(What is needed) Will you write out all the entries below exactly?

(Provided records)
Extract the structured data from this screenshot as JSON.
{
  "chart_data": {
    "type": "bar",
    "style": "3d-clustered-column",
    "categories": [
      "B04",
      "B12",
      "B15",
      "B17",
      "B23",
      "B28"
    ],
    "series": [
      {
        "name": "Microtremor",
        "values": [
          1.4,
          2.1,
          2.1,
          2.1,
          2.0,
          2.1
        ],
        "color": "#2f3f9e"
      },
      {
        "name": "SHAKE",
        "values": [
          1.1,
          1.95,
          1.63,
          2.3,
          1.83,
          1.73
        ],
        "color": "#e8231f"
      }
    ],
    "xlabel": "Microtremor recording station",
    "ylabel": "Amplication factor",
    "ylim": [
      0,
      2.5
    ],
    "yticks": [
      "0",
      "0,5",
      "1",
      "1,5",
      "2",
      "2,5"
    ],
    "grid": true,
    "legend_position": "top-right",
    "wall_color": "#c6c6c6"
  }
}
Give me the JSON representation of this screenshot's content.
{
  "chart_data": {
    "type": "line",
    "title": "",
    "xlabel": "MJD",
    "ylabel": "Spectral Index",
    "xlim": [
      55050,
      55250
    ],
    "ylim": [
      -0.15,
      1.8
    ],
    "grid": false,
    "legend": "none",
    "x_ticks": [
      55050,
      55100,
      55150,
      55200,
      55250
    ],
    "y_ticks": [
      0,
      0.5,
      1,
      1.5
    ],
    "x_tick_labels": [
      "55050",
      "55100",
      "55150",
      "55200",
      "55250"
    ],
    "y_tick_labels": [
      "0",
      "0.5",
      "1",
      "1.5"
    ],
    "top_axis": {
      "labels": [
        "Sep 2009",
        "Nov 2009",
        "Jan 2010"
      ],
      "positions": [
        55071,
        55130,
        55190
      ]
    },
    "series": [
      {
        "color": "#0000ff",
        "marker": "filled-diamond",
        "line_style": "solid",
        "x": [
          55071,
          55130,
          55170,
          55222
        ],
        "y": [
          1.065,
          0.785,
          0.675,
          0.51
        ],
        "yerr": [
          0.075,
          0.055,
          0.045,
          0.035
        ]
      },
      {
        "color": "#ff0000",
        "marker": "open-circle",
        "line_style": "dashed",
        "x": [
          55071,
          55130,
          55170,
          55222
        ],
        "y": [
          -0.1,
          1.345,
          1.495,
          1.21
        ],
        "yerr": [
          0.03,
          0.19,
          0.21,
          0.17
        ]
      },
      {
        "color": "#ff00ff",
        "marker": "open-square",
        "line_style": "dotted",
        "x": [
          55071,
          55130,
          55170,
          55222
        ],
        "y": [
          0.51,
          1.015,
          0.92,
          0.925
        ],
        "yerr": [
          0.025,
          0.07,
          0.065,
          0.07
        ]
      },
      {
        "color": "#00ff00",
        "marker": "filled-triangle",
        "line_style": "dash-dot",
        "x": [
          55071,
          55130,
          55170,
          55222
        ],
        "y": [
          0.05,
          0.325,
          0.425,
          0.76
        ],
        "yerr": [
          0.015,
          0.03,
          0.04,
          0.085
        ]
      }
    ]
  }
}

(Solved exercise)
Extract the structured data from this screenshot as JSON.
{
  "chart_data": {
    "type": "bar",
    "style": "3d-clustered-column",
    "categories": [
      "B04",
      "B12",
      "B15",
      "B17",
      "B23",
      "B28"
    ],
    "series": [
      {
        "name": "Microtremor",
        "values": [
          1.4,
          2.1,
          2.1,
          2.1,
          2.0,
          2.1
        ],
        "color": "#2f3f9e"
      },
      {
        "name": "SHAKE",
        "values": [
          1.1,
          1.95,
          1.63,
          2.3,
          1.83,
          1.73
        ],
        "color": "#e8231f"
      }
    ],
    "xlabel": "Microtremor recording station",
    "ylabel": "Amplication factor",
    "ylim": [
      0,
      2.5
    ],
    "yticks": [
      "0",
      "0,5",
      "1",
      "1,5",
      "2",
      "2,5"
    ],
    "grid": true,
    "legend_position": "top-right",
    "wall_color": "#c6c6c6"
  }
}
Give me the JSON representation of this screenshot's content.
{
  "chart_data": {
    "type": "line",
    "title": "",
    "xlabel": "MJD",
    "ylabel": "Spectral Index",
    "xlim": [
      55050,
      55250
    ],
    "ylim": [
      -0.15,
      1.8
    ],
    "grid": false,
    "legend": "none",
    "x_ticks": [
      55050,
      55100,
      55150,
      55200,
      55250
    ],
    "y_ticks": [
      0,
      0.5,
      1,
      1.5
    ],
    "x_tick_labels": [
      "55050",
      "55100",
      "55150",
      "55200",
      "55250"
    ],
    "y_tick_labels": [
      "0",
      "0.5",
      "1",
      "1.5"
    ],
    "top_axis": {
      "labels": [
        "Sep 2009",
        "Nov 2009",
        "Jan 2010"
      ],
      "positions": [
        55071,
        55130,
        55190
      ]
    },
    "series": [
      {
        "color": "#0000ff",
        "marker": "filled-diamond",
        "line_style": "solid",
        "x": [
          55071,
          55130,
          55170,
          55222
        ],
        "y": [
          1.065,
          0.785,
          0.675,
          0.51
        ],
        "yerr": [
          0.075,
          0.055,
          0.045,
          0.035
        ]
      },
      {
        "color": "#ff0000",
        "marker": "open-circle",
        "line_style": "dashed",
        "x": [
          55071,
          55130,
          55170,
          55222
        ],
        "y": [
          -0.1,
          1.345,
          1.495,
          1.21
        ],
        "yerr": [
          0.03,
          0.19,
          0.21,
          0.17
        ]
      },
      {
        "color": "#ff00ff",
        "marker": "open-square",
        "line_style": "dotted",
        "x": [
          55071,
          55130,
          55170,
          55222
        ],
        "y": [
          0.51,
          1.015,
          0.92,
          0.925
        ],
        "yerr": [
          0.025,
          0.07,
          0.065,
          0.07
        ]
      },
      {
        "color": "#00ff00",
        "marker": "filled-triangle",
        "line_style": "dash-dot",
        "x": [
          55071,
          55130,
          55170,
          55222
        ],
        "y": [
          0.05,
          0.325,
          0.425,
          0.76
        ],
        "yerr": [
          0.015,
          0.03,
          0.04,
          0.085
        ]
      }
    ]
  }
}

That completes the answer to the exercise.